▸ **Task directions**:
Write out the listing below without alteration, omitting its pictures.

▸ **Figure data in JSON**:
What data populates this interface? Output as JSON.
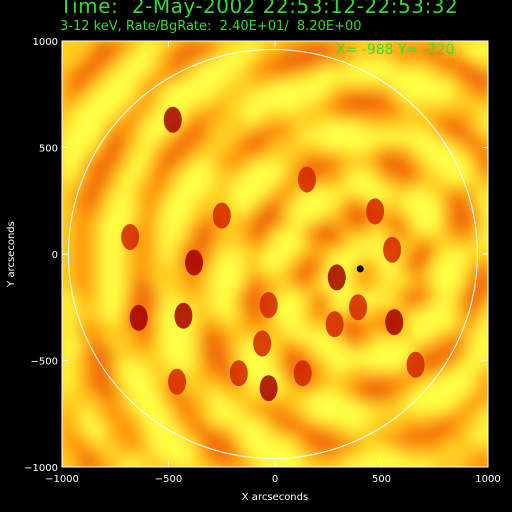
{
  "header": {
    "title": "Time:  2-May-2002 22:53:12-22:53:32",
    "subtitle": "3-12 keV, Rate/BgRate:  2.40E+01/  8.20E+00",
    "coord_readout": "X= -988 Y= -220"
  },
  "colors": {
    "background": "#000000",
    "header_text": "#35d935",
    "axes": "#ffffff",
    "limb": "#ffffff",
    "map_low": "#ffff40",
    "map_mid": "#ff9a10",
    "map_high": "#a50000"
  },
  "chart_data": {
    "type": "heatmap",
    "title": "Time:  2-May-2002 22:53:12-22:53:32",
    "subtitle": "3-12 keV, Rate/BgRate:  2.40E+01/  8.20E+00",
    "xlabel": "X arcseconds",
    "ylabel": "Y arcseconds",
    "xlim": [
      -1000,
      1000
    ],
    "ylim": [
      -1000,
      1000
    ],
    "xticks": [
      -1000,
      -500,
      0,
      500,
      1000
    ],
    "yticks": [
      -1000,
      -500,
      0,
      500,
      1000
    ],
    "xtick_labels": [
      "−1000",
      "−500",
      "0",
      "500",
      "1000"
    ],
    "ytick_labels": [
      "−1000",
      "−500",
      "0",
      "500",
      "1000"
    ],
    "solar_limb_radius": 960,
    "solar_limb_center": [
      -10,
      0
    ],
    "source_marker": [
      400,
      -70
    ],
    "hotspots": [
      [
        -480,
        630
      ],
      [
        470,
        200
      ],
      [
        550,
        20
      ],
      [
        290,
        -110
      ],
      [
        390,
        -250
      ],
      [
        -680,
        80
      ],
      [
        -640,
        -300
      ],
      [
        -60,
        -420
      ],
      [
        -30,
        -240
      ],
      [
        -380,
        -40
      ],
      [
        -250,
        180
      ],
      [
        150,
        350
      ],
      [
        -30,
        -630
      ],
      [
        -460,
        -600
      ],
      [
        660,
        -520
      ],
      [
        -430,
        -290
      ],
      [
        -170,
        -560
      ],
      [
        130,
        -560
      ],
      [
        560,
        -320
      ],
      [
        280,
        -330
      ]
    ],
    "grid": false,
    "colormap": "yellow-orange-red"
  }
}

▸ **Exercise output**:
What data populates this interface? Output as JSON.
{
  "header": {
    "title": "Time:  2-May-2002 22:53:12-22:53:32",
    "subtitle": "3-12 keV, Rate/BgRate:  2.40E+01/  8.20E+00",
    "coord_readout": "X= -988 Y= -220"
  },
  "colors": {
    "background": "#000000",
    "header_text": "#35d935",
    "axes": "#ffffff",
    "limb": "#ffffff",
    "map_low": "#ffff40",
    "map_mid": "#ff9a10",
    "map_high": "#a50000"
  },
  "chart_data": {
    "type": "heatmap",
    "title": "Time:  2-May-2002 22:53:12-22:53:32",
    "subtitle": "3-12 keV, Rate/BgRate:  2.40E+01/  8.20E+00",
    "xlabel": "X arcseconds",
    "ylabel": "Y arcseconds",
    "xlim": [
      -1000,
      1000
    ],
    "ylim": [
      -1000,
      1000
    ],
    "xticks": [
      -1000,
      -500,
      0,
      500,
      1000
    ],
    "yticks": [
      -1000,
      -500,
      0,
      500,
      1000
    ],
    "xtick_labels": [
      "−1000",
      "−500",
      "0",
      "500",
      "1000"
    ],
    "ytick_labels": [
      "−1000",
      "−500",
      "0",
      "500",
      "1000"
    ],
    "solar_limb_radius": 960,
    "solar_limb_center": [
      -10,
      0
    ],
    "source_marker": [
      400,
      -70
    ],
    "hotspots": [
      [
        -480,
        630
      ],
      [
        470,
        200
      ],
      [
        550,
        20
      ],
      [
        290,
        -110
      ],
      [
        390,
        -250
      ],
      [
        -680,
        80
      ],
      [
        -640,
        -300
      ],
      [
        -60,
        -420
      ],
      [
        -30,
        -240
      ],
      [
        -380,
        -40
      ],
      [
        -250,
        180
      ],
      [
        150,
        350
      ],
      [
        -30,
        -630
      ],
      [
        -460,
        -600
      ],
      [
        660,
        -520
      ],
      [
        -430,
        -290
      ],
      [
        -170,
        -560
      ],
      [
        130,
        -560
      ],
      [
        560,
        -320
      ],
      [
        280,
        -330
      ]
    ],
    "grid": false,
    "colormap": "yellow-orange-red"
  }
}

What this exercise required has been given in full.